Using the listing below, give the number of lines where "hibox" appears, and nothing else.

[Dataset excerpts]
☆ ☆ ☆ ☆ ☆

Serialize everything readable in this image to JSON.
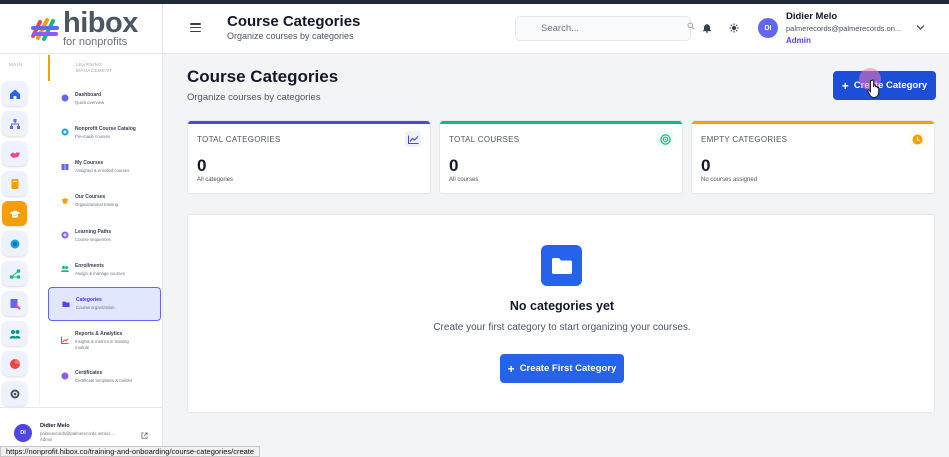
{
  "brand": {
    "name": "hibox",
    "tagline": "for nonprofits"
  },
  "rail": {
    "label": "MAIN",
    "icons": [
      "home-icon",
      "org-chart-icon",
      "handshake-icon",
      "book-icon",
      "graduation-cap-icon",
      "globe-icon",
      "network-icon",
      "certificate-icon",
      "users-icon",
      "pie-chart-icon",
      "gear-icon"
    ]
  },
  "menu": {
    "header_line1": "LEARNING",
    "header_line2": "MANAGEMENT",
    "items": [
      {
        "title": "Dashboard",
        "sub": "Quick overview",
        "icon": "dashboard-icon",
        "color": "#6366f1"
      },
      {
        "title": "Nonprofit Course Catalog",
        "sub": "Pre-made courses",
        "icon": "catalog-icon",
        "color": "#0ea5e9"
      },
      {
        "title": "My Courses",
        "sub": "Assigned & enrolled courses",
        "icon": "book-icon",
        "color": "#6366f1"
      },
      {
        "title": "Our Courses",
        "sub": "Organizational training",
        "icon": "graduation-cap-icon",
        "color": "#f59e0b"
      },
      {
        "title": "Learning Paths",
        "sub": "Course sequences",
        "icon": "path-icon",
        "color": "#8b5cf6"
      },
      {
        "title": "Enrollments",
        "sub": "Assign & manage courses",
        "icon": "users-icon",
        "color": "#10b981"
      },
      {
        "title": "Categories",
        "sub": "Course organization",
        "icon": "folder-icon",
        "color": "#4f46e5"
      },
      {
        "title": "Reports & Analytics",
        "sub": "Insights & metrics in training",
        "sub2": "module",
        "icon": "chart-icon",
        "color": "#ef4444"
      },
      {
        "title": "Certificates",
        "sub": "Certificate templates & builder",
        "icon": "certificate-icon",
        "color": "#8b5cf6"
      }
    ]
  },
  "sidebar_user": {
    "initials": "DI",
    "name": "Didier Melo",
    "email": "palmerecords@palmerecords.onmicr...",
    "role": "Admin"
  },
  "topbar": {
    "title": "Course Categories",
    "subtitle": "Organize courses by categories",
    "search_placeholder": "Search...",
    "user_initials": "DI",
    "user_name": "Didier Melo",
    "user_email": "palmerecords@palmerecords.on...",
    "user_role": "Admin"
  },
  "page": {
    "title": "Course Categories",
    "subtitle": "Organize courses by categories",
    "create_label": "Create Category"
  },
  "stats": [
    {
      "label": "TOTAL CATEGORIES",
      "value": "0",
      "desc": "All categories",
      "accent": "#4f46e5",
      "icon": "trend-icon"
    },
    {
      "label": "TOTAL COURSES",
      "value": "0",
      "desc": "All courses",
      "accent": "#10b981",
      "icon": "target-icon"
    },
    {
      "label": "EMPTY CATEGORIES",
      "value": "0",
      "desc": "No courses assigned",
      "accent": "#f59e0b",
      "icon": "clock-icon"
    }
  ],
  "empty": {
    "title": "No categories yet",
    "subtitle": "Create your first category to start organizing your courses.",
    "button_label": "Create First Category"
  },
  "status_bar_url": "https://nonprofit.hibox.co/training-and-onboarding/course-categories/create"
}
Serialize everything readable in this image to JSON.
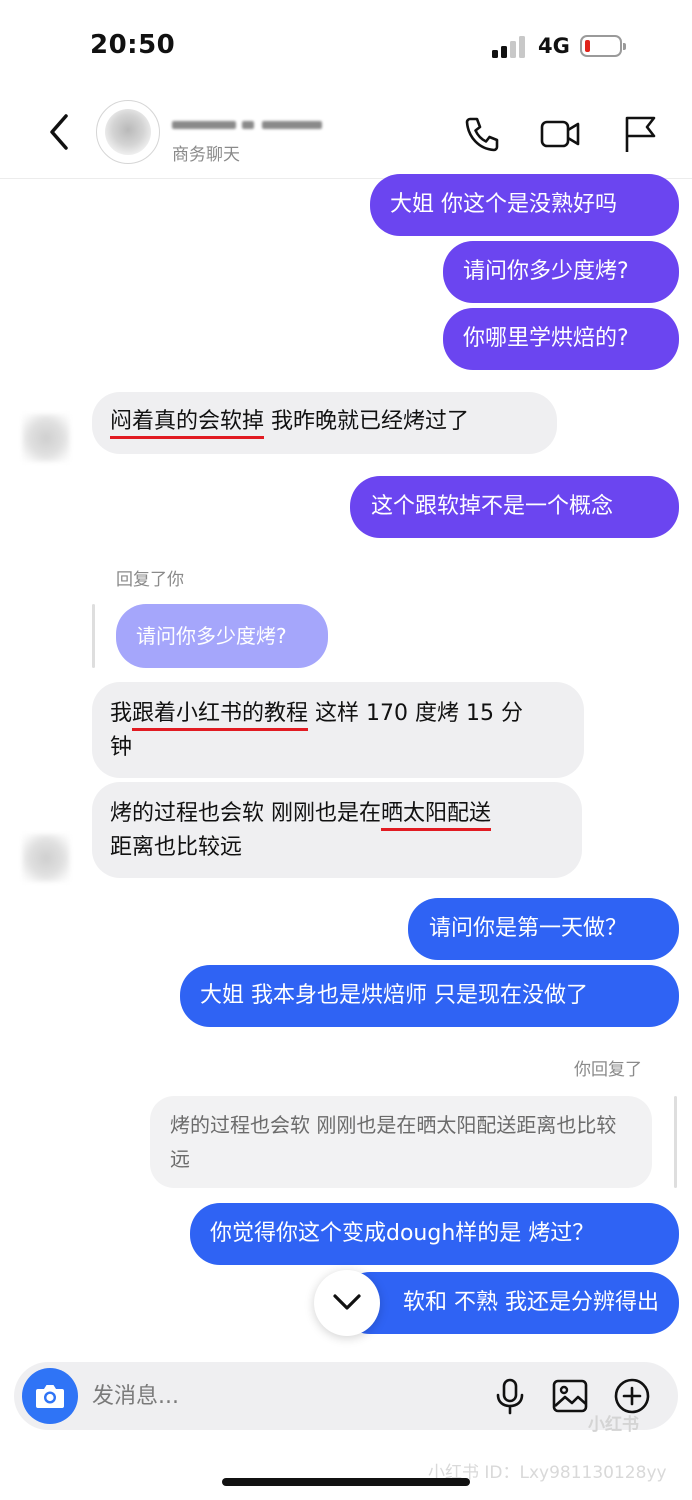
{
  "status_bar": {
    "time": "20:50",
    "network": "4G",
    "battery_level": 0.1
  },
  "header": {
    "subtitle": "商务聊天"
  },
  "messages": {
    "m1": "大姐 你这个是没熟好吗",
    "m2": "请问你多少度烤?",
    "m3": "你哪里学烘焙的?",
    "m4_underlined": "闷着真的会软掉",
    "m4_rest": " 我昨晚就已经烤过了",
    "m5": "这个跟软掉不是一个概念",
    "reply_label_1": "回复了你",
    "reply_quote_1": "请问你多少度烤?",
    "m6_pre": "我",
    "m6_underlined": "跟着小红书的教程",
    "m6_rest": " 这样 170 度烤 15 分",
    "m6_line2": "钟",
    "m7_pre": "烤的过程也会软 刚刚也是在",
    "m7_underlined": "晒太阳配送",
    "m7_line2": "距离也比较远",
    "m8": "请问你是第一天做？",
    "m9": "大姐 我本身也是烘焙师 只是现在没做了",
    "reply_label_2": "你回复了",
    "reply_quote_2": "烤的过程也会软 刚刚也是在晒太阳配送距离也比较远",
    "m10": "你觉得你这个变成dough样的是 烤过？",
    "m11": "软和 不熟 我还是分辨得出"
  },
  "input": {
    "placeholder": "发消息..."
  },
  "watermark": {
    "logo": "小红书",
    "id": "小红书 ID：Lxy981130128yy"
  },
  "colors": {
    "purple_bubble": "#6b45f0",
    "blue_bubble": "#2f63f4",
    "quote_bubble": "#a5a6fb",
    "incoming_bubble": "#efeff1",
    "underline": "#e11b22"
  },
  "icons": [
    "back-chevron-icon",
    "phone-icon",
    "video-camera-icon",
    "flag-icon",
    "chevron-down-icon",
    "camera-icon",
    "microphone-icon",
    "image-icon",
    "plus-circle-icon"
  ]
}
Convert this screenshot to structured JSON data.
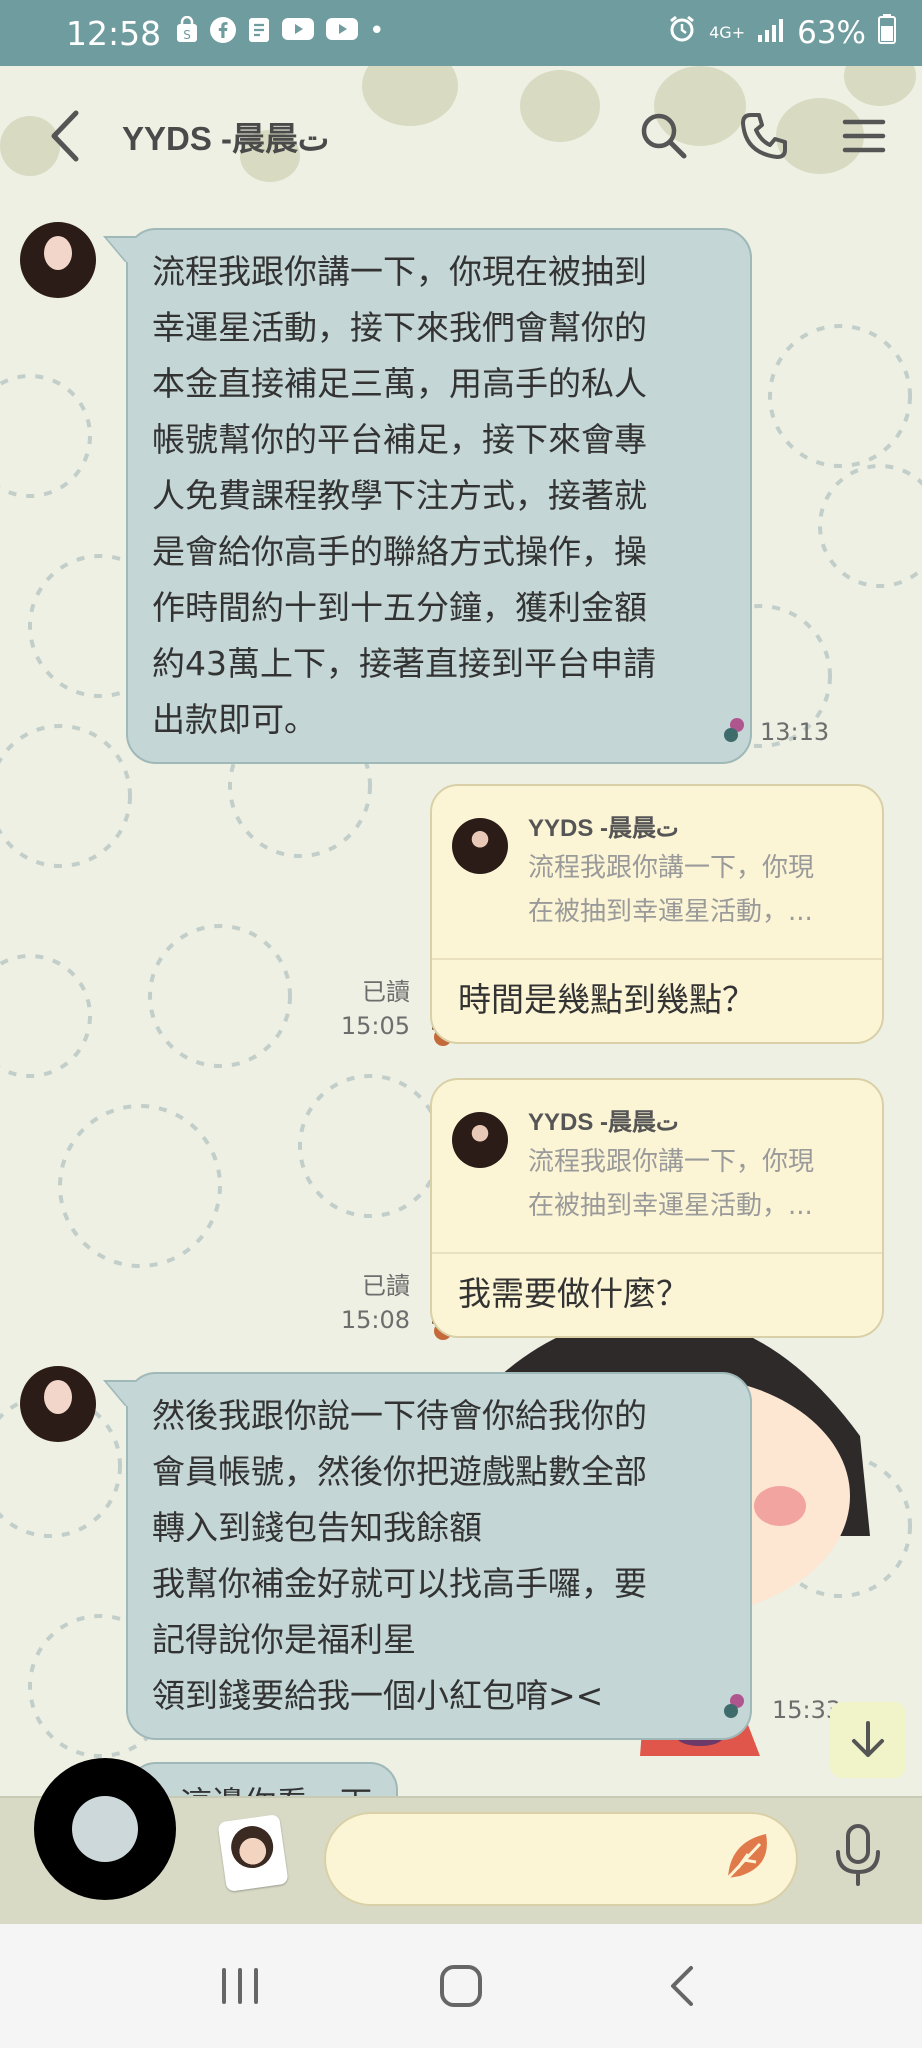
{
  "status_bar": {
    "time": "12:58",
    "dot": "•",
    "network": "4G+",
    "battery": "63%",
    "icons": [
      "shopping-bag-icon",
      "facebook-icon",
      "note-icon",
      "youtube-icon",
      "youtube-icon",
      "alarm-icon",
      "signal-icon",
      "battery-icon"
    ]
  },
  "header": {
    "title": "YYDS -晨晨ت"
  },
  "messages": [
    {
      "type": "incoming",
      "text": "流程我跟你講一下，你現在被抽到\n幸運星活動，接下來我們會幫你的\n本金直接補足三萬，用高手的私人\n帳號幫你的平台補足，接下來會專\n人免費課程教學下注方式，接著就\n是會給你高手的聯絡方式操作，操\n作時間約十到十五分鐘，獲利金額\n約43萬上下，接著直接到平台申請\n出款即可。",
      "time": "13:13"
    },
    {
      "type": "outgoing",
      "quote_name": "YYDS -晨晨ت",
      "quote_text": "流程我跟你講一下，你現\n在被抽到幸運星活動，...",
      "text": "時間是幾點到幾點？",
      "read": "已讀",
      "time": "15:05"
    },
    {
      "type": "outgoing",
      "quote_name": "YYDS -晨晨ت",
      "quote_text": "流程我跟你講一下，你現\n在被抽到幸運星活動，...",
      "text": "我需要做什麼？",
      "read": "已讀",
      "time": "15:08"
    },
    {
      "type": "incoming",
      "text": "然後我跟你說一下待會你給我你的\n會員帳號，然後你把遊戲點數全部\n轉入到錢包告知我餘額\n我幫你補金好就可以找高手囉，要\n記得說你是福利星\n領到錢要給我一個小紅包唷><",
      "time": "15:33"
    },
    {
      "type": "incoming_partial",
      "text": "這邊你看一下"
    }
  ],
  "input": {
    "placeholder": ""
  },
  "colors": {
    "status_bar": "#6f9c9e",
    "incoming_bubble": "#c4d6d6",
    "outgoing_bubble": "#fbf5d6",
    "background": "#eef0e3"
  }
}
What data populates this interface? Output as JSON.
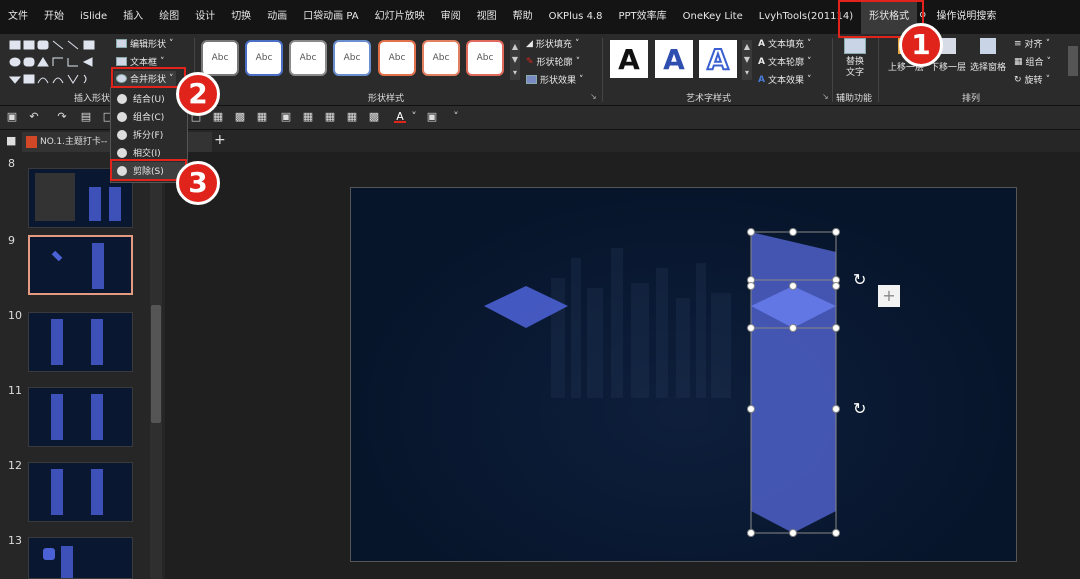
{
  "menubar": {
    "items": [
      {
        "label": "文件"
      },
      {
        "label": "开始"
      },
      {
        "label": "iSlide"
      },
      {
        "label": "插入"
      },
      {
        "label": "绘图"
      },
      {
        "label": "设计"
      },
      {
        "label": "切换"
      },
      {
        "label": "动画"
      },
      {
        "label": "口袋动画 PA"
      },
      {
        "label": "幻灯片放映"
      },
      {
        "label": "审阅"
      },
      {
        "label": "视图"
      },
      {
        "label": "帮助"
      },
      {
        "label": "OKPlus 4.8"
      },
      {
        "label": "PPT效率库"
      },
      {
        "label": "OneKey Lite"
      },
      {
        "label": "LvyhTools(201114)"
      },
      {
        "label": "形状格式"
      }
    ],
    "search_label": "操作说明搜索"
  },
  "ribbon": {
    "insert_shapes": {
      "edit_shape": "编辑形状",
      "text_box": "文本框",
      "merge_shapes": "合并形状",
      "group_label": "插入形状"
    },
    "shape_styles": {
      "swatch_label": "Abc",
      "fill": "形状填充",
      "outline": "形状轮廓",
      "effects": "形状效果",
      "group_label": "形状样式"
    },
    "wordart": {
      "letter": "A",
      "text_fill": "文本填充",
      "text_outline": "文本轮廓",
      "text_effects": "文本效果",
      "group_label": "艺术字样式"
    },
    "accessibility": {
      "alt_text": "替换文字",
      "group_label": "辅助功能"
    },
    "arrange": {
      "bring_forward": "上移一层",
      "send_backward": "下移一层",
      "selection_pane": "选择窗格",
      "align": "对齐",
      "group": "组合",
      "rotate": "旋转",
      "group_label": "排列"
    }
  },
  "dropdown": {
    "items": [
      {
        "label": "结合(U)"
      },
      {
        "label": "组合(C)"
      },
      {
        "label": "拆分(F)"
      },
      {
        "label": "相交(I)"
      },
      {
        "label": "剪除(S)"
      }
    ]
  },
  "document_tab": {
    "title": "NO.1.主题打卡--"
  },
  "thumbnails": [
    {
      "num": "8"
    },
    {
      "num": "9"
    },
    {
      "num": "10"
    },
    {
      "num": "11"
    },
    {
      "num": "12"
    },
    {
      "num": "13"
    }
  ],
  "steps": [
    "1",
    "2",
    "3"
  ],
  "colors": {
    "accent_red": "#e0241b",
    "shape_blue": "#3e51b8",
    "slide_bg": "#07152b"
  }
}
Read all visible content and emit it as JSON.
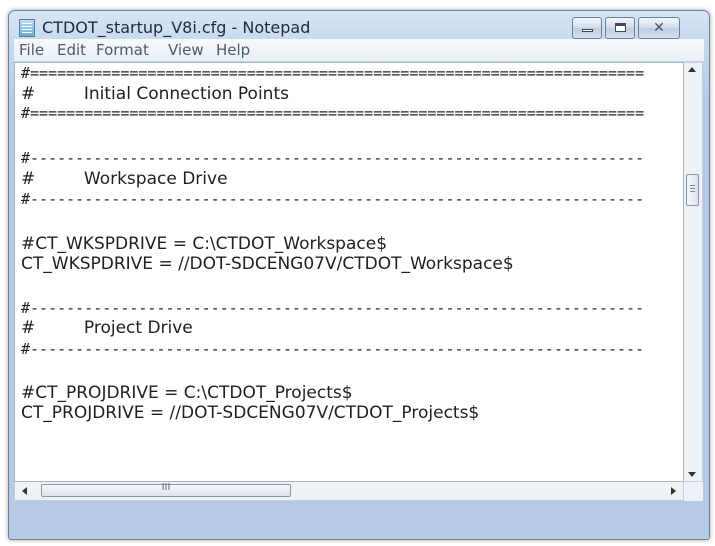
{
  "window": {
    "title": "CTDOT_startup_V8i.cfg - Notepad",
    "close_glyph": "✕"
  },
  "menu": {
    "items": [
      "File",
      "Edit",
      "Format",
      "View",
      "Help"
    ]
  },
  "editor": {
    "lines": [
      "#====================================================================",
      "#         Initial Connection Points",
      "#====================================================================",
      "",
      "#--------------------------------------------------------------------",
      "#         Workspace Drive",
      "#--------------------------------------------------------------------",
      "",
      "#CT_WKSPDRIVE = C:\\CTDOT_Workspace$",
      "CT_WKSPDRIVE = //DOT-SDCENG07V/CTDOT_Workspace$",
      "",
      "#--------------------------------------------------------------------",
      "#         Project Drive",
      "#--------------------------------------------------------------------",
      "",
      "#CT_PROJDRIVE = C:\\CTDOT_Projects$",
      "CT_PROJDRIVE = //DOT-SDCENG07V/CTDOT_Projects$"
    ]
  },
  "scrollbar": {
    "h_thumb_grip": "III"
  }
}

☆ ☆ ☆ ☆ ☆

FINAL RESULT: 2